Required work:
Reproduce the records below in their entirety, character for character.

Records from a data collection
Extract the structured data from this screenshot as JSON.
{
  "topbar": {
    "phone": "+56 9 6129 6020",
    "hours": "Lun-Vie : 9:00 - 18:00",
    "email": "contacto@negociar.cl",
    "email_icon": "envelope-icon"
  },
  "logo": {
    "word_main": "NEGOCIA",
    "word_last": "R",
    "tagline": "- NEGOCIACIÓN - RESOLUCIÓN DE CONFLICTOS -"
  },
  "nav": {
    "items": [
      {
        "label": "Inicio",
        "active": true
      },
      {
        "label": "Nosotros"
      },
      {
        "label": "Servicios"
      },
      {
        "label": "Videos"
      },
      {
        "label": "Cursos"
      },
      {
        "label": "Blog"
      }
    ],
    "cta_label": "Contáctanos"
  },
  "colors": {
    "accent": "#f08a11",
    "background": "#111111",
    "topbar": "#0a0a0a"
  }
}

Solution for this task:
Extract the structured data from this screenshot as JSON.
{
  "topbar": {
    "phone": "+56 9 6129 6020",
    "hours": "Lun-Vie : 9:00 - 18:00",
    "email": "contacto@negociar.cl",
    "email_icon": "envelope-icon"
  },
  "logo": {
    "word_main": "NEGOCIA",
    "word_last": "R",
    "tagline": "- NEGOCIACIÓN - RESOLUCIÓN DE CONFLICTOS -"
  },
  "nav": {
    "items": [
      {
        "label": "Inicio",
        "active": true
      },
      {
        "label": "Nosotros"
      },
      {
        "label": "Servicios"
      },
      {
        "label": "Videos"
      },
      {
        "label": "Cursos"
      },
      {
        "label": "Blog"
      }
    ],
    "cta_label": "Contáctanos"
  },
  "colors": {
    "accent": "#f08a11",
    "background": "#111111",
    "topbar": "#0a0a0a"
  }
}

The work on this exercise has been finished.